Task brief =>
Print the full listing exactly.

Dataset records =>
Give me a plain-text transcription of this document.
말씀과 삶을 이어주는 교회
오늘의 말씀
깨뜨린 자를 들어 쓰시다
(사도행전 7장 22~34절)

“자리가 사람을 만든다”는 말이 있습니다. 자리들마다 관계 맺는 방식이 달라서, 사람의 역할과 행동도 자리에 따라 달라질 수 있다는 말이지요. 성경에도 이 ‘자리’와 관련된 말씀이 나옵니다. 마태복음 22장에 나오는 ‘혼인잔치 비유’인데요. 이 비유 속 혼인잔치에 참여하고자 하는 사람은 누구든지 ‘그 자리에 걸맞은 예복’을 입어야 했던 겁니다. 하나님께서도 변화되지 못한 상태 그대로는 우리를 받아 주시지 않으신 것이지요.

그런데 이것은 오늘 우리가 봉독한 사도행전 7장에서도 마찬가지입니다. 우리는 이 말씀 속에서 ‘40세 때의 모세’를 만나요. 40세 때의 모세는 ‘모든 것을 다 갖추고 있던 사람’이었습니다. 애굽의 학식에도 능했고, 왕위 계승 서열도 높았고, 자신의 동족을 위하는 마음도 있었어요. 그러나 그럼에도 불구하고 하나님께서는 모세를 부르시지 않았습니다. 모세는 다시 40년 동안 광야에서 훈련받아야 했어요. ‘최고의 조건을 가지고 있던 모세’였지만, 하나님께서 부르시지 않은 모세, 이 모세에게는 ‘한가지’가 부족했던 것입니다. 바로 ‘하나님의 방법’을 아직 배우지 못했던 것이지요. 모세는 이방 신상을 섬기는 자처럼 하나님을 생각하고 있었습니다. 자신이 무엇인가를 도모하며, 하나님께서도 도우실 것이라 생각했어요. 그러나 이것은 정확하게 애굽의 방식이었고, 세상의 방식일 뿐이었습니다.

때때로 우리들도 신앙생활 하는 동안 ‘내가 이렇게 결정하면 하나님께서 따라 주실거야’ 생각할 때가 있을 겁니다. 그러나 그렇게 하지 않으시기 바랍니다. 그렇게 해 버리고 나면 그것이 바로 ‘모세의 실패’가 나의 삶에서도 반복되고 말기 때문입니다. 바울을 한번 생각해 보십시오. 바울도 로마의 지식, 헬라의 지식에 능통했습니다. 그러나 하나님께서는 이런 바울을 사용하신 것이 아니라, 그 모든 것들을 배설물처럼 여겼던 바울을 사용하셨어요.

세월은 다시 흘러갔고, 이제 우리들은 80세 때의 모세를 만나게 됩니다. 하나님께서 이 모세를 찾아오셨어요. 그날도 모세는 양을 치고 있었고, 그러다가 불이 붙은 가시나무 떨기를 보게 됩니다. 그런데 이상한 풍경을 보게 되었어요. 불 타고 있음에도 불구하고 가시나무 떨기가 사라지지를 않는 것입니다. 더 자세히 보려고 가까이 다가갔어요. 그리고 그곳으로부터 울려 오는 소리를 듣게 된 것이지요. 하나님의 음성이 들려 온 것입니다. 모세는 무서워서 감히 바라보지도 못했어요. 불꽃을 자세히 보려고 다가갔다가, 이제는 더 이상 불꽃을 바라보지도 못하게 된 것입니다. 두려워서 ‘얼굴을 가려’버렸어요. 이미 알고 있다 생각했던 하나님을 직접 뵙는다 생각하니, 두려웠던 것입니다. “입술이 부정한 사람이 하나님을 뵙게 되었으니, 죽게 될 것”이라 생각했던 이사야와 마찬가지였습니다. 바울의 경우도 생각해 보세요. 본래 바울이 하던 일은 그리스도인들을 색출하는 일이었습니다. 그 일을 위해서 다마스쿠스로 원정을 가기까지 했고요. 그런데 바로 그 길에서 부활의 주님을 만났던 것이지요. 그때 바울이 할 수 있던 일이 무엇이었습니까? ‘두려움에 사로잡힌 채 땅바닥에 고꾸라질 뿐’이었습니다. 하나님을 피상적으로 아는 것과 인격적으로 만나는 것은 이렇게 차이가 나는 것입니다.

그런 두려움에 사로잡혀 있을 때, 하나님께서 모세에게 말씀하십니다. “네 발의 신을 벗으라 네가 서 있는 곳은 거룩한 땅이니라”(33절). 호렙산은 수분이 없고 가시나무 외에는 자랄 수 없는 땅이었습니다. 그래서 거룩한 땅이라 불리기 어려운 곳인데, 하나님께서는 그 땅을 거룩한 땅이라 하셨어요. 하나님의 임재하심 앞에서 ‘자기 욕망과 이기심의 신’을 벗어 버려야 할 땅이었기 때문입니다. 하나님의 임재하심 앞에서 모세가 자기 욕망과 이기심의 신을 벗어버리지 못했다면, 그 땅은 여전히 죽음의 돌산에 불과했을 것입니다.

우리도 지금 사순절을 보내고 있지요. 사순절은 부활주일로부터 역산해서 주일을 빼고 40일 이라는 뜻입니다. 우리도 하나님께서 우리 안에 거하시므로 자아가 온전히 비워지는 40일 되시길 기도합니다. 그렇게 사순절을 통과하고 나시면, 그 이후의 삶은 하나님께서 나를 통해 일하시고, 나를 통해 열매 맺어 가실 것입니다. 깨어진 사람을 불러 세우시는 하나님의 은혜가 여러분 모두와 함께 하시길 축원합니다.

Exercise result =>
Give me a plain-text transcription of this document.
말씀과 삶을 이어주는 교회
오늘의 말씀
깨뜨린 자를 들어 쓰시다
(사도행전 7장 22~34절)

“자리가 사람을 만든다”는 말이 있습니다. 자리들마다 관계 맺는 방식이 달라서, 사람의 역할과 행동도 자리에 따라 달라질 수 있다는 말이지요. 성경에도 이 ‘자리’와 관련된 말씀이 나옵니다. 마태복음 22장에 나오는 ‘혼인잔치 비유’인데요. 이 비유 속 혼인잔치에 참여하고자 하는 사람은 누구든지 ‘그 자리에 걸맞은 예복’을 입어야 했던 겁니다. 하나님께서도 변화되지 못한 상태 그대로는 우리를 받아 주시지 않으신 것이지요.

그런데 이것은 오늘 우리가 봉독한 사도행전 7장에서도 마찬가지입니다. 우리는 이 말씀 속에서 ‘40세 때의 모세’를 만나요. 40세 때의 모세는 ‘모든 것을 다 갖추고 있던 사람’이었습니다. 애굽의 학식에도 능했고, 왕위 계승 서열도 높았고, 자신의 동족을 위하는 마음도 있었어요. 그러나 그럼에도 불구하고 하나님께서는 모세를 부르시지 않았습니다. 모세는 다시 40년 동안 광야에서 훈련받아야 했어요. ‘최고의 조건을 가지고 있던 모세’였지만, 하나님께서 부르시지 않은 모세, 이 모세에게는 ‘한가지’가 부족했던 것입니다. 바로 ‘하나님의 방법’을 아직 배우지 못했던 것이지요. 모세는 이방 신상을 섬기는 자처럼 하나님을 생각하고 있었습니다. 자신이 무엇인가를 도모하며, 하나님께서도 도우실 것이라 생각했어요. 그러나 이것은 정확하게 애굽의 방식이었고, 세상의 방식일 뿐이었습니다.

때때로 우리들도 신앙생활 하는 동안 ‘내가 이렇게 결정하면 하나님께서 따라 주실거야’ 생각할 때가 있을 겁니다. 그러나 그렇게 하지 않으시기 바랍니다. 그렇게 해 버리고 나면 그것이 바로 ‘모세의 실패’가 나의 삶에서도 반복되고 말기 때문입니다. 바울을 한번 생각해 보십시오. 바울도 로마의 지식, 헬라의 지식에 능통했습니다. 그러나 하나님께서는 이런 바울을 사용하신 것이 아니라, 그 모든 것들을 배설물처럼 여겼던 바울을 사용하셨어요.

세월은 다시 흘러갔고, 이제 우리들은 80세 때의 모세를 만나게 됩니다. 하나님께서 이 모세를 찾아오셨어요. 그날도 모세는 양을 치고 있었고, 그러다가 불이 붙은 가시나무 떨기를 보게 됩니다. 그런데 이상한 풍경을 보게 되었어요. 불 타고 있음에도 불구하고 가시나무 떨기가 사라지지를 않는 것입니다. 더 자세히 보려고 가까이 다가갔어요. 그리고 그곳으로부터 울려 오는 소리를 듣게 된 것이지요. 하나님의 음성이 들려 온 것입니다. 모세는 무서워서 감히 바라보지도 못했어요. 불꽃을 자세히 보려고 다가갔다가, 이제는 더 이상 불꽃을 바라보지도 못하게 된 것입니다. 두려워서 ‘얼굴을 가려’버렸어요. 이미 알고 있다 생각했던 하나님을 직접 뵙는다 생각하니, 두려웠던 것입니다. “입술이 부정한 사람이 하나님을 뵙게 되었으니, 죽게 될 것”이라 생각했던 이사야와 마찬가지였습니다. 바울의 경우도 생각해 보세요. 본래 바울이 하던 일은 그리스도인들을 색출하는 일이었습니다. 그 일을 위해서 다마스쿠스로 원정을 가기까지 했고요. 그런데 바로 그 길에서 부활의 주님을 만났던 것이지요. 그때 바울이 할 수 있던 일이 무엇이었습니까? ‘두려움에 사로잡힌 채 땅바닥에 고꾸라질 뿐’이었습니다. 하나님을 피상적으로 아는 것과 인격적으로 만나는 것은 이렇게 차이가 나는 것입니다.

그런 두려움에 사로잡혀 있을 때, 하나님께서 모세에게 말씀하십니다. “네 발의 신을 벗으라 네가 서 있는 곳은 거룩한 땅이니라”(33절). 호렙산은 수분이 없고 가시나무 외에는 자랄 수 없는 땅이었습니다. 그래서 거룩한 땅이라 불리기 어려운 곳인데, 하나님께서는 그 땅을 거룩한 땅이라 하셨어요. 하나님의 임재하심 앞에서 ‘자기 욕망과 이기심의 신’을 벗어 버려야 할 땅이었기 때문입니다. 하나님의 임재하심 앞에서 모세가 자기 욕망과 이기심의 신을 벗어버리지 못했다면, 그 땅은 여전히 죽음의 돌산에 불과했을 것입니다.

우리도 지금 사순절을 보내고 있지요. 사순절은 부활주일로부터 역산해서 주일을 빼고 40일 이라는 뜻입니다. 우리도 하나님께서 우리 안에 거하시므로 자아가 온전히 비워지는 40일 되시길 기도합니다. 그렇게 사순절을 통과하고 나시면, 그 이후의 삶은 하나님께서 나를 통해 일하시고, 나를 통해 열매 맺어 가실 것입니다. 깨어진 사람을 불러 세우시는 하나님의 은혜가 여러분 모두와 함께 하시길 축원합니다.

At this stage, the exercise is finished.